--- Available data ---
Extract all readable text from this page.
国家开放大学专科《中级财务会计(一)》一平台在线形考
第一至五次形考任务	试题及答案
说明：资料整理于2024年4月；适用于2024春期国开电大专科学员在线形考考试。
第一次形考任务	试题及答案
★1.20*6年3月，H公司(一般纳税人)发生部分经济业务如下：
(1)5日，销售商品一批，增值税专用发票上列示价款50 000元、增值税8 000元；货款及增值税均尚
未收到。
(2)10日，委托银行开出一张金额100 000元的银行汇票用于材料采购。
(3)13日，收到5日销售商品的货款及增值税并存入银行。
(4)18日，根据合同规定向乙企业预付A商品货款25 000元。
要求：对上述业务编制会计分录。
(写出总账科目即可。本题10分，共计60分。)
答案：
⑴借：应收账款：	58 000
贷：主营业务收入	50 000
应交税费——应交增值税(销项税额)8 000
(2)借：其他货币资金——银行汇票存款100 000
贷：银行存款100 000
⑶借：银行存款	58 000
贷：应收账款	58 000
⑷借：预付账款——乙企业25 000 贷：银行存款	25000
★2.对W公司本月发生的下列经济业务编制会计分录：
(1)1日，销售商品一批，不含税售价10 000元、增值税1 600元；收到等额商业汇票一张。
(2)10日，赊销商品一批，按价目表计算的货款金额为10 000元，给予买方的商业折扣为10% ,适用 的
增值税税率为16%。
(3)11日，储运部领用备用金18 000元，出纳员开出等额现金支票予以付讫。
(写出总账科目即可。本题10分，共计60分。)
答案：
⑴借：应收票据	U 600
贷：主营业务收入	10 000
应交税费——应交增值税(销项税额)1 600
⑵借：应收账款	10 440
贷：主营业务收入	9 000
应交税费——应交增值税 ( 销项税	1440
---
What you need to do:
Print the records once more, exactly as they were given.

Solution to this problem:
Extract all readable text from this page.
国家开放大学专科《中级财务会计(一)》一平台在线形考
第一至五次形考任务	试题及答案
说明：资料整理于2024年4月；适用于2024春期国开电大专科学员在线形考考试。
第一次形考任务	试题及答案
★1.20*6年3月，H公司(一般纳税人)发生部分经济业务如下：
(1)5日，销售商品一批，增值税专用发票上列示价款50 000元、增值税8 000元；货款及增值税均尚
未收到。
(2)10日，委托银行开出一张金额100 000元的银行汇票用于材料采购。
(3)13日，收到5日销售商品的货款及增值税并存入银行。
(4)18日，根据合同规定向乙企业预付A商品货款25 000元。
要求：对上述业务编制会计分录。
(写出总账科目即可。本题10分，共计60分。)
答案：
⑴借：应收账款：	58 000
贷：主营业务收入	50 000
应交税费——应交增值税(销项税额)8 000
(2)借：其他货币资金——银行汇票存款100 000
贷：银行存款100 000
⑶借：银行存款	58 000
贷：应收账款	58 000
⑷借：预付账款——乙企业25 000 贷：银行存款	25000
★2.对W公司本月发生的下列经济业务编制会计分录：
(1)1日，销售商品一批，不含税售价10 000元、增值税1 600元；收到等额商业汇票一张。
(2)10日，赊销商品一批，按价目表计算的货款金额为10 000元，给予买方的商业折扣为10% ,适用 的
增值税税率为16%。
(3)11日，储运部领用备用金18 000元，出纳员开出等额现金支票予以付讫。
(写出总账科目即可。本题10分，共计60分。)
答案：
⑴借：应收票据	U 600
贷：主营业务收入	10 000
应交税费——应交增值税(销项税额)1 600
⑵借：应收账款	10 440
贷：主营业务收入	9 000
应交税费——应交增值税 ( 销项税	1440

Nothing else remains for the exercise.